We have had advances. The most dramatic in recent years was the PACIFIC trial. This trial randomized patients who were supposedly surgically unresectable (and I'll come back to that "supposedly") to either chemoradiotherapy, the then-standard of care, or chemoradiotherapy followed by a year of Imfinzi. There was a dramatic improvement in cure and survival. In fact, the impact of immunotherapy was so massive that for the time between the approval of Imfinzi following PACIFIC, having immunotherapy after radiation in stage 3 disease actually led to a better survival expectation than having resectable stage 2 disease.
Happily, in the year 2025, that is no longer true, because we now have perioperative immunotherapy. For the node-positive patient, the patient with a primary tumor greater than 4 centimeters who is going to undergo surgery, even the Stage III patient who is operable, they can now receive neoadjuvant, adjuvant, or both immunotherapies. Stated more simply, they can receive immunotherapy before, after, or both their surgery, and gain that advantage.
If you look at what has happened in trials since immunotherapy has become available for surgically resectable stages, what you see is that in the unresectable trials that came later, the control arms are doing a whole lot worse than PACIFIC. The reason for this is that these are truly unresectable patients, not individuals being called unresectable simply to get them into an immunotherapy trial. That's a little long-winded, but the core comment is that we're not doing that well for stage 3 disease.
Therefore, we need approaches that do better, ideally without adding much to toxicity, and JNJ-1900 is one such promising idea.

__Check your understanding__.
A. Transcribe the portion of the text on stage 3 lung cancer treatment starting at "We have had" and ending at "stage 2 disease.".
B. In the text on stage 3 lung cancer treatment, what did the PACIFIC trial add after chemoradiotherapy for one group of patients?

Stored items
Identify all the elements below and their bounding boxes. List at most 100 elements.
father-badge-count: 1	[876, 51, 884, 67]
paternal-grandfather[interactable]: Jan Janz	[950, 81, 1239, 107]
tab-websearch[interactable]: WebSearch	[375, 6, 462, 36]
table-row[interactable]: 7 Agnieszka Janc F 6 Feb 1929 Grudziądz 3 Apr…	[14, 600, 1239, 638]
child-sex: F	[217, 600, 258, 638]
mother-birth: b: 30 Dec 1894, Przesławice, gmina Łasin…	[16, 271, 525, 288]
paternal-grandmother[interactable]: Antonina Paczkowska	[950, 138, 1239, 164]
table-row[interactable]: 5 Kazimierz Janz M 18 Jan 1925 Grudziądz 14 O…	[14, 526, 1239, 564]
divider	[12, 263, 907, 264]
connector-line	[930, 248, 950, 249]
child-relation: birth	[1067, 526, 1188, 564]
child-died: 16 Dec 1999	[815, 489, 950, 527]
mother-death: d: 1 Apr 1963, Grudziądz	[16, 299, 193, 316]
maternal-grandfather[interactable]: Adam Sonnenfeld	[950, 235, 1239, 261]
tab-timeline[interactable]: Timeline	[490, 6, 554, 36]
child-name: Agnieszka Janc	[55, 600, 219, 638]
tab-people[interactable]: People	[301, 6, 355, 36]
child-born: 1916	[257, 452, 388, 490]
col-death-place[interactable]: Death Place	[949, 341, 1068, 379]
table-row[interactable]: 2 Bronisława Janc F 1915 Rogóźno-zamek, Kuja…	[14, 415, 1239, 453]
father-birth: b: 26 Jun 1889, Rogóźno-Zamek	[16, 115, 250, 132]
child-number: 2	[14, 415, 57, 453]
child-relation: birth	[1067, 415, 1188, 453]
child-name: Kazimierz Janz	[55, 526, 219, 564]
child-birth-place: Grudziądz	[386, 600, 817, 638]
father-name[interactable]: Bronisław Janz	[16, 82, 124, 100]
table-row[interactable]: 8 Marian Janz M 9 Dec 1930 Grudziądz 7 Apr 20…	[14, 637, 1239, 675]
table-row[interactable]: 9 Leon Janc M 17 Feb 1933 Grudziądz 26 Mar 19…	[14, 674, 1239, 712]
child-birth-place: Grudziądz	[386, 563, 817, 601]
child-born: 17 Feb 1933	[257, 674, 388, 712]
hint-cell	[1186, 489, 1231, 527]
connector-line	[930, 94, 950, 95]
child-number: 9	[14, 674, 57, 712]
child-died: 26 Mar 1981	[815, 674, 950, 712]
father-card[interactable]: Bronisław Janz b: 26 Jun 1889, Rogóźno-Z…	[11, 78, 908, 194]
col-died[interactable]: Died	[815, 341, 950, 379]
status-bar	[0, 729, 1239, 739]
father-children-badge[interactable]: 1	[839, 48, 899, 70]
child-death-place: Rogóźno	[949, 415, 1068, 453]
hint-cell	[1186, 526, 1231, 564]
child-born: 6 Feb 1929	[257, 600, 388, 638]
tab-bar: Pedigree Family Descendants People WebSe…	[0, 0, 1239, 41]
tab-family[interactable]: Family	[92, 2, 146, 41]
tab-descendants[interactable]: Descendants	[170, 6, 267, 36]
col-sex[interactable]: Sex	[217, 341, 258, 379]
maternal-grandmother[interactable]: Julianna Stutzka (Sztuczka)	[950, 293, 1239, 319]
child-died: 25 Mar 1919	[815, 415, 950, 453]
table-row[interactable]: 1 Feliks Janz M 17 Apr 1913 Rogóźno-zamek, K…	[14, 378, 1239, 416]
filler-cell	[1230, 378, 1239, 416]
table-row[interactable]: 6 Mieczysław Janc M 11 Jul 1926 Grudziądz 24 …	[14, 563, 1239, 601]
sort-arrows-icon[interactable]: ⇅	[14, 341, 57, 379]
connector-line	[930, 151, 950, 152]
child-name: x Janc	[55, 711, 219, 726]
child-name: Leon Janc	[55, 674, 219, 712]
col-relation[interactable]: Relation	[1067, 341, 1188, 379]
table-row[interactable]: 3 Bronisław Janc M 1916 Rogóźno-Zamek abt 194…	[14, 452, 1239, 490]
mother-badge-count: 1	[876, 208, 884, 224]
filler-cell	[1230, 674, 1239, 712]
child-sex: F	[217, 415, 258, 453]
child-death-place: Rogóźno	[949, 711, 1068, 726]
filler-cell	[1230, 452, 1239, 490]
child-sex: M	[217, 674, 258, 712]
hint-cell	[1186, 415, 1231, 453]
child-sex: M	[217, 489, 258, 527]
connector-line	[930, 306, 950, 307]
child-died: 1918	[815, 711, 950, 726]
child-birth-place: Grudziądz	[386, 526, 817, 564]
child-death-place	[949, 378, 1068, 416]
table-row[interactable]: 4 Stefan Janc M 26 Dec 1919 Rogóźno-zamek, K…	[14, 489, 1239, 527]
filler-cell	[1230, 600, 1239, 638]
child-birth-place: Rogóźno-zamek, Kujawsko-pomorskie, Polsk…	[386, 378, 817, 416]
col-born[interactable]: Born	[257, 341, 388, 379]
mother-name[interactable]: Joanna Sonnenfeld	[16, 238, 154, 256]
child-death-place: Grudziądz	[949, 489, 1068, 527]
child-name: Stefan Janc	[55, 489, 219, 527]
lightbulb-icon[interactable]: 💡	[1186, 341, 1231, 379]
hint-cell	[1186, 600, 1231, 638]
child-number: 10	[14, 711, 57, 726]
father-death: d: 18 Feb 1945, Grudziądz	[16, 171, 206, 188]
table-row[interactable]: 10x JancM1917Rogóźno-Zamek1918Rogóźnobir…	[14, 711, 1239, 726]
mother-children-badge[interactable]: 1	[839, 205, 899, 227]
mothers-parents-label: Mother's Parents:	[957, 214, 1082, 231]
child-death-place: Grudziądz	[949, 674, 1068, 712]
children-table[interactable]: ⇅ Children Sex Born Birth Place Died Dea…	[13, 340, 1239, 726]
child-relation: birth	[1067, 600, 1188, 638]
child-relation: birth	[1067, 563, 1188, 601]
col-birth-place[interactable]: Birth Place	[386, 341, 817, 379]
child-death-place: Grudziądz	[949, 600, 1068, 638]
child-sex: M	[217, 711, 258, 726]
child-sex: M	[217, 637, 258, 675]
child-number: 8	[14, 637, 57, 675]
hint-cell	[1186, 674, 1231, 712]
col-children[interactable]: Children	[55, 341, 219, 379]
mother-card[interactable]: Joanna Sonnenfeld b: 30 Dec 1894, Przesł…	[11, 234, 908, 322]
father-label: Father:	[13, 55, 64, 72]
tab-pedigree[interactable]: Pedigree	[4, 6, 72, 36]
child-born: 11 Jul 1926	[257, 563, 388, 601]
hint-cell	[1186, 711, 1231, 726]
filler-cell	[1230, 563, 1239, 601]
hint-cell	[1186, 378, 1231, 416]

__Solutions by task__.
A.
We have had advances. The most dramatic in recent years was the PACIFIC trial. This trial randomized patients who were supposedly surgically unresectable (and I'll come back to that "supposedly") to either chemoradiotherapy, the then-standard of care, or chemoradiotherapy followed by a year of Imfinzi. There was a dramatic improvement in cure and survival. In fact, the impact of immunotherapy was so massive that for the time between the approval of Imfinzi following PACIFIC, having immunotherapy after radiation in stage 3 disease actually led to a better survival expectation than having resectable stage 2 disease.

B. A year of Imfinzi.